§ Directive
Search the listing below for the string "와이파이" and show each line that contains it.

§ Entries with figure data
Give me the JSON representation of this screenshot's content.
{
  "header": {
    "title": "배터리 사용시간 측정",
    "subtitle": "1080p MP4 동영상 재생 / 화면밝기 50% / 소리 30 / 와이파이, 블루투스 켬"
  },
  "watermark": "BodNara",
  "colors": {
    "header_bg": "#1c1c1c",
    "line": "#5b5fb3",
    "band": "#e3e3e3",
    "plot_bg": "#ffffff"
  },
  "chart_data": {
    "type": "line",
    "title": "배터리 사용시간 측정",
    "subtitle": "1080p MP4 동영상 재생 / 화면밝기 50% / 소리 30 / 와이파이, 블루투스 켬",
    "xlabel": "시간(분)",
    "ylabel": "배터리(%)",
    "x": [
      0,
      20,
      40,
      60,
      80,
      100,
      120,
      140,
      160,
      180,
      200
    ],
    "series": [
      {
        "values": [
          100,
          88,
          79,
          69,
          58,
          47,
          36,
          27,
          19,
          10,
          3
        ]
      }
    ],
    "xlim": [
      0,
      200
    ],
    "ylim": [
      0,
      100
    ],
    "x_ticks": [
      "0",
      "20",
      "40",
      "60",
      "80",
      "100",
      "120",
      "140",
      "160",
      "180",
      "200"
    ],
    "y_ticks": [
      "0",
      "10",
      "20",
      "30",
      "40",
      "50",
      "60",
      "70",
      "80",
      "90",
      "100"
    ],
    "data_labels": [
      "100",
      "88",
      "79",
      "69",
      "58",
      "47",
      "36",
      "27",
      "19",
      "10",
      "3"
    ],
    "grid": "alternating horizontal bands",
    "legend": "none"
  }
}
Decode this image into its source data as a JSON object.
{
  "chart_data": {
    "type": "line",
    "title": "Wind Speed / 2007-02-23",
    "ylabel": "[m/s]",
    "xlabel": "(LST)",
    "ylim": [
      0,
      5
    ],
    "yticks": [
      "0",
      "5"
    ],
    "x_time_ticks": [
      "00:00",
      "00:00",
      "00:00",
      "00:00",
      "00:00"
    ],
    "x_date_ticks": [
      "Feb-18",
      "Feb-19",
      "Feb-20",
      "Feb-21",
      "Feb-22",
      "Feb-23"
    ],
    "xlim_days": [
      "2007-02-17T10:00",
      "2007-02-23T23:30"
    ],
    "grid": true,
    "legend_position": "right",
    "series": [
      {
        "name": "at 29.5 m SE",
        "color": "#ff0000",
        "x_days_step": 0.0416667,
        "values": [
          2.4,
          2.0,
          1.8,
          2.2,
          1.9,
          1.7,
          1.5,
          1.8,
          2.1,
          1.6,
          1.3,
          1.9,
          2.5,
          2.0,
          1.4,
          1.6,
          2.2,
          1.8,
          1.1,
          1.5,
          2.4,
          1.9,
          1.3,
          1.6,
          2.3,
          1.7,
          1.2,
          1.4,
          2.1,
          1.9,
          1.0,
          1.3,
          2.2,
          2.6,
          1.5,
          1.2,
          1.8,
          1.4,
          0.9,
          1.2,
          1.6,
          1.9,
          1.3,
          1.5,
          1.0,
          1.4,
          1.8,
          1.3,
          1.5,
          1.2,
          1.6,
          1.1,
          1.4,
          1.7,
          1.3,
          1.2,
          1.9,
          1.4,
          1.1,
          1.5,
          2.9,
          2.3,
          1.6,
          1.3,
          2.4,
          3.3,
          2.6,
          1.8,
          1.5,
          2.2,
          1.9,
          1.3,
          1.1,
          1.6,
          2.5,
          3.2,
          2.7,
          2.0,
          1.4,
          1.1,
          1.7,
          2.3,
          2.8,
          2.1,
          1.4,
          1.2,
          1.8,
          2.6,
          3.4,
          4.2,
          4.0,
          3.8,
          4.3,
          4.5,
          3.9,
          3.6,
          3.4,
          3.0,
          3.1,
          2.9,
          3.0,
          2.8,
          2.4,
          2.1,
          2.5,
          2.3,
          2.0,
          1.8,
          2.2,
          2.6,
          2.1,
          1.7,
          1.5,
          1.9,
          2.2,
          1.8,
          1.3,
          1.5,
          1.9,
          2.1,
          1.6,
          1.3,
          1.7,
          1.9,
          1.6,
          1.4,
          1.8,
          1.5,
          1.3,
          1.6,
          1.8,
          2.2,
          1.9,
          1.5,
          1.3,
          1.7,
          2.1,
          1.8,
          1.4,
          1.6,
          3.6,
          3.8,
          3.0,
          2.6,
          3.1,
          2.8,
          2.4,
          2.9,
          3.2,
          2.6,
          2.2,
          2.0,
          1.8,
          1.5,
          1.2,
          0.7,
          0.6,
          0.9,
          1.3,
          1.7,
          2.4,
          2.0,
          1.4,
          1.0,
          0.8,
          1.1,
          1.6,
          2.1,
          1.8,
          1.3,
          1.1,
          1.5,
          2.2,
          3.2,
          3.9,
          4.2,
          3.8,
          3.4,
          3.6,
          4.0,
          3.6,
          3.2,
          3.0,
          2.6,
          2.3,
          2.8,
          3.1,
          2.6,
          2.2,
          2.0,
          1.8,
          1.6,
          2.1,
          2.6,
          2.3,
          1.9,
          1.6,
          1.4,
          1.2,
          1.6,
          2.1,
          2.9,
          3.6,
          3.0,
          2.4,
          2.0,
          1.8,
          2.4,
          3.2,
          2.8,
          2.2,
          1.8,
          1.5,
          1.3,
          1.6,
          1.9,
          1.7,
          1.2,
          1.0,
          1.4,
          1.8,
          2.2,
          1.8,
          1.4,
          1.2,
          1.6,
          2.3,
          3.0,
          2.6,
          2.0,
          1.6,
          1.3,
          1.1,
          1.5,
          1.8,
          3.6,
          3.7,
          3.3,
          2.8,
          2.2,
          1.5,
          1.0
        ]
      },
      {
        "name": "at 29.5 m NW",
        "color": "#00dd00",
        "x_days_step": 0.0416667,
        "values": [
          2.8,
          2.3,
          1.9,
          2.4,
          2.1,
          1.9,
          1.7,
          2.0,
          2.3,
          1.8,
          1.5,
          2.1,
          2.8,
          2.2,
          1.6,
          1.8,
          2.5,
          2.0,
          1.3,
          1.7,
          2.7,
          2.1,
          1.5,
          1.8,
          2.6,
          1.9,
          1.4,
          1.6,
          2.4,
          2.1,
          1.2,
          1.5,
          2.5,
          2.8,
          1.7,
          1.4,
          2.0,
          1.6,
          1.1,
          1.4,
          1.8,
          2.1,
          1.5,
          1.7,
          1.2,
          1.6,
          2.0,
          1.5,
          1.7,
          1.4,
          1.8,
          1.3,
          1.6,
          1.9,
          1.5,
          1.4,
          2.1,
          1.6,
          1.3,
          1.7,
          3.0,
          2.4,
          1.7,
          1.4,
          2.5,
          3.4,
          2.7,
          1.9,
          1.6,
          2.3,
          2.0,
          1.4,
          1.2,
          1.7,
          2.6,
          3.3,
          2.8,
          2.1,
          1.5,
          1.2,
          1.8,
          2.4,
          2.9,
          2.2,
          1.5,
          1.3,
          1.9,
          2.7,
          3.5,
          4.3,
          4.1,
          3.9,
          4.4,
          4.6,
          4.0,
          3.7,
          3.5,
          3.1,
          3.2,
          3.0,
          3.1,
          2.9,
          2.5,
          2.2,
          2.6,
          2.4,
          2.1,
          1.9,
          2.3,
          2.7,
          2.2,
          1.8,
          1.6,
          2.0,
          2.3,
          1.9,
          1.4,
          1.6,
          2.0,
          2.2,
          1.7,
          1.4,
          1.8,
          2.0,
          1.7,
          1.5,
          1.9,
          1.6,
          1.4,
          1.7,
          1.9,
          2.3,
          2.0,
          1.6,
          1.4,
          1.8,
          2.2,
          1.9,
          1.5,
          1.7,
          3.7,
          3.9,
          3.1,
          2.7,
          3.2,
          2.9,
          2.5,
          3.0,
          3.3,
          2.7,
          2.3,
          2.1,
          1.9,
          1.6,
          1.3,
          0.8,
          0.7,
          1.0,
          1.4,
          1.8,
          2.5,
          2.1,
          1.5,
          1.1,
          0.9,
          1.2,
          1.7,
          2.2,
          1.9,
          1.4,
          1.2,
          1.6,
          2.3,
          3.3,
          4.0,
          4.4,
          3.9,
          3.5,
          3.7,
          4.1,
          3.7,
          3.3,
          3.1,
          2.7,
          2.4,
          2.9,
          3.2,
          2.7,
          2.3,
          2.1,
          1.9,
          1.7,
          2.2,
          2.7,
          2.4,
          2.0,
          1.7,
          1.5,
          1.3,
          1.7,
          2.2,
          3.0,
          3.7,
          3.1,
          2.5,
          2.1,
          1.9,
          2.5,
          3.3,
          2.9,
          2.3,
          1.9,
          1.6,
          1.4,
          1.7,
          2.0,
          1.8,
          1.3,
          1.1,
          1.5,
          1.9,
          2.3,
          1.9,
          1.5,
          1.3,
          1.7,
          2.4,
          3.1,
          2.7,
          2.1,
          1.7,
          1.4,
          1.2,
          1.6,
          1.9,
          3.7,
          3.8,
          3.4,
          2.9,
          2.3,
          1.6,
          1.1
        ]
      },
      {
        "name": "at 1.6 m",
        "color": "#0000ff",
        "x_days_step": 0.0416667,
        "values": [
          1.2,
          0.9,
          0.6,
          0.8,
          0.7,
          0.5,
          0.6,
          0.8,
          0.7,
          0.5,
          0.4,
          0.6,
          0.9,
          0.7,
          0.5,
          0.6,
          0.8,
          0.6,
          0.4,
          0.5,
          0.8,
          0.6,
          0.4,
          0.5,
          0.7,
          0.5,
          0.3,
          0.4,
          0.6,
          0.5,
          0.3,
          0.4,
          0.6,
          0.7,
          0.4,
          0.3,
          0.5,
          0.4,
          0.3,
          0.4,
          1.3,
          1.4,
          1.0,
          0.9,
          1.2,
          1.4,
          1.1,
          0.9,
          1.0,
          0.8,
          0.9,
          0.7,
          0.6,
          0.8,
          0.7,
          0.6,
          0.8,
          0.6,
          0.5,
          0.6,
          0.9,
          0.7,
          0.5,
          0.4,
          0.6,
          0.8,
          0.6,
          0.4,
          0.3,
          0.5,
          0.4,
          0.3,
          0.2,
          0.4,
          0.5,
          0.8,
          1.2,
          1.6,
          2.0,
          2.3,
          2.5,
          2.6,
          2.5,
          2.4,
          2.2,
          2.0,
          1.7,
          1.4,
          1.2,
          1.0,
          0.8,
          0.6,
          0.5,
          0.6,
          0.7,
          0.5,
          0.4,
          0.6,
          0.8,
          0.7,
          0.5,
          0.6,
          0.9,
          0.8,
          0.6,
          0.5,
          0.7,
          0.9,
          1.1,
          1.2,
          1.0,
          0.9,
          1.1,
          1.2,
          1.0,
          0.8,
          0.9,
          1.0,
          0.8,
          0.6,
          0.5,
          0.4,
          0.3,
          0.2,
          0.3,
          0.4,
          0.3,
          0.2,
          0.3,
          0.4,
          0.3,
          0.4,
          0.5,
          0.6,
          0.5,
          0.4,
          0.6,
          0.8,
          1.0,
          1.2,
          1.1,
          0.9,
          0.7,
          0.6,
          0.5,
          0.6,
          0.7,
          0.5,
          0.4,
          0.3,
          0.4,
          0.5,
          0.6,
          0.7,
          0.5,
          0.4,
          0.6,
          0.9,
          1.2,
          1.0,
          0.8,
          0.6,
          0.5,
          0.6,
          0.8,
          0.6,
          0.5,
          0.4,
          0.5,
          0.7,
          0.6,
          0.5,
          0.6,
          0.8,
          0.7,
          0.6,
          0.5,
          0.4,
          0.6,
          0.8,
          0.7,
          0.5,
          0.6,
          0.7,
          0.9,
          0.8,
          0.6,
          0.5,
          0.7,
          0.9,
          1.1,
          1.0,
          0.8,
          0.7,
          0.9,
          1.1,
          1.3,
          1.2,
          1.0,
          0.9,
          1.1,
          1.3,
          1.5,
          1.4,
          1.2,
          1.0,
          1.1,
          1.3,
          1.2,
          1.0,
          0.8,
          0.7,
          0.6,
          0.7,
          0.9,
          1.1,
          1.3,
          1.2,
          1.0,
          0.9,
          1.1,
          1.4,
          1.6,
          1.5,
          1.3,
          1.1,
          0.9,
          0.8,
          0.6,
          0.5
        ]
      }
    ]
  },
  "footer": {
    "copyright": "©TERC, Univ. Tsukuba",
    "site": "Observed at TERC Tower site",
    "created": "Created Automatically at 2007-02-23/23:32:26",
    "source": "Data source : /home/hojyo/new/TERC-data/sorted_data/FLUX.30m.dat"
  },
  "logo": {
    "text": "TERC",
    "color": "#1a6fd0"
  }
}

§ Final result
    "subtitle": "1080p MP4 동영상 재생 / 화면밝기 50% / 소리 30 / 와이파이, 블루투스 켬"
    "subtitle": "1080p MP4 동영상 재생 / 화면밝기 50% / 소리 30 / 와이파이, 블루투스 켬",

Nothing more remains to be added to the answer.